*Stated problem:* Output every line below without omitting or altering anything.

*-*-*

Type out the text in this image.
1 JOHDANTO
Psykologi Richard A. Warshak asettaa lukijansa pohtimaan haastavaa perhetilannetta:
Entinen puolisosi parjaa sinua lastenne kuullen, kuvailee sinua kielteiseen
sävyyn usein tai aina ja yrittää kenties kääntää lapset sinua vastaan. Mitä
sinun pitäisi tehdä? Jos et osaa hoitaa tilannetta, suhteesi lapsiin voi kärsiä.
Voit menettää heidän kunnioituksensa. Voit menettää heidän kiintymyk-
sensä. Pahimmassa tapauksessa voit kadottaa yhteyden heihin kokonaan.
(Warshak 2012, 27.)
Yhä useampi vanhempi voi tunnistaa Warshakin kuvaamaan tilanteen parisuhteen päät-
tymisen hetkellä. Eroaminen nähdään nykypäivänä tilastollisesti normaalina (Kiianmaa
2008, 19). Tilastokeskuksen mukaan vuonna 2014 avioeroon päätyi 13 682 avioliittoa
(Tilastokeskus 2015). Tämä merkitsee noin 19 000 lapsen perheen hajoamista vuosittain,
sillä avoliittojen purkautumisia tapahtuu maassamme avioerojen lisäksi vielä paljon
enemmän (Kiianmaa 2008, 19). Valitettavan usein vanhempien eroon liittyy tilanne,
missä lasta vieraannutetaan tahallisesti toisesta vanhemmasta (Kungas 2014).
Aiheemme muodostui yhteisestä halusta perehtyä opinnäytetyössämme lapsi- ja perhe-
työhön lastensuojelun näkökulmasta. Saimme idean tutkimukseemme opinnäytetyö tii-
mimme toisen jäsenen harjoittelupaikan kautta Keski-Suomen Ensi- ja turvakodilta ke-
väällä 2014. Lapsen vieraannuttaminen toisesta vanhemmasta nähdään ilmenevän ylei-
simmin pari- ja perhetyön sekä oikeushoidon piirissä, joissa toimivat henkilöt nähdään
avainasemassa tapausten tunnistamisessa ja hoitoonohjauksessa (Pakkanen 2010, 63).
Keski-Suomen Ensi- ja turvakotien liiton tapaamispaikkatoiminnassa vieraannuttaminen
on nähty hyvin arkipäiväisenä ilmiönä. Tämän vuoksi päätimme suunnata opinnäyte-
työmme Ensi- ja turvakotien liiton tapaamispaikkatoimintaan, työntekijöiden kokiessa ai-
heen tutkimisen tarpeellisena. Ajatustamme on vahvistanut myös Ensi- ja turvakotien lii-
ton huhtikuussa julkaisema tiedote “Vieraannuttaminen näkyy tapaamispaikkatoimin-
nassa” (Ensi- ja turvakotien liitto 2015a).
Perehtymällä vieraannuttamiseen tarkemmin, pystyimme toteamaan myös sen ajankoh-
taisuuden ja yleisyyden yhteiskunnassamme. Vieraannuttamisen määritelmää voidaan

*-*-*

*Final answer:*
Type out the text in this image.
1 JOHDANTO
Psykologi Richard A. Warshak asettaa lukijansa pohtimaan haastavaa perhetilannetta:
Entinen puolisosi parjaa sinua lastenne kuullen, kuvailee sinua kielteiseen
sävyyn usein tai aina ja yrittää kenties kääntää lapset sinua vastaan. Mitä
sinun pitäisi tehdä? Jos et osaa hoitaa tilannetta, suhteesi lapsiin voi kärsiä.
Voit menettää heidän kunnioituksensa. Voit menettää heidän kiintymyk-
sensä. Pahimmassa tapauksessa voit kadottaa yhteyden heihin kokonaan.
(Warshak 2012, 27.)
Yhä useampi vanhempi voi tunnistaa Warshakin kuvaamaan tilanteen parisuhteen päät-
tymisen hetkellä. Eroaminen nähdään nykypäivänä tilastollisesti normaalina (Kiianmaa
2008, 19). Tilastokeskuksen mukaan vuonna 2014 avioeroon päätyi 13 682 avioliittoa
(Tilastokeskus 2015). Tämä merkitsee noin 19 000 lapsen perheen hajoamista vuosittain,
sillä avoliittojen purkautumisia tapahtuu maassamme avioerojen lisäksi vielä paljon
enemmän (Kiianmaa 2008, 19). Valitettavan usein vanhempien eroon liittyy tilanne,
missä lasta vieraannutetaan tahallisesti toisesta vanhemmasta (Kungas 2014).
Aiheemme muodostui yhteisestä halusta perehtyä opinnäytetyössämme lapsi- ja perhe-
työhön lastensuojelun näkökulmasta. Saimme idean tutkimukseemme opinnäytetyö tii-
mimme toisen jäsenen harjoittelupaikan kautta Keski-Suomen Ensi- ja turvakodilta ke-
väällä 2014. Lapsen vieraannuttaminen toisesta vanhemmasta nähdään ilmenevän ylei-
simmin pari- ja perhetyön sekä oikeushoidon piirissä, joissa toimivat henkilöt nähdään
avainasemassa tapausten tunnistamisessa ja hoitoonohjauksessa (Pakkanen 2010, 63).
Keski-Suomen Ensi- ja turvakotien liiton tapaamispaikkatoiminnassa vieraannuttaminen
on nähty hyvin arkipäiväisenä ilmiönä. Tämän vuoksi päätimme suunnata opinnäyte-
työmme Ensi- ja turvakotien liiton tapaamispaikkatoimintaan, työntekijöiden kokiessa ai-
heen tutkimisen tarpeellisena. Ajatustamme on vahvistanut myös Ensi- ja turvakotien lii-
ton huhtikuussa julkaisema tiedote “Vieraannuttaminen näkyy tapaamispaikkatoimin-
nassa” (Ensi- ja turvakotien liitto 2015a).
Perehtymällä vieraannuttamiseen tarkemmin, pystyimme toteamaan myös sen ajankoh-
taisuuden ja yleisyyden yhteiskunnassamme. Vieraannuttamisen määritelmää voidaan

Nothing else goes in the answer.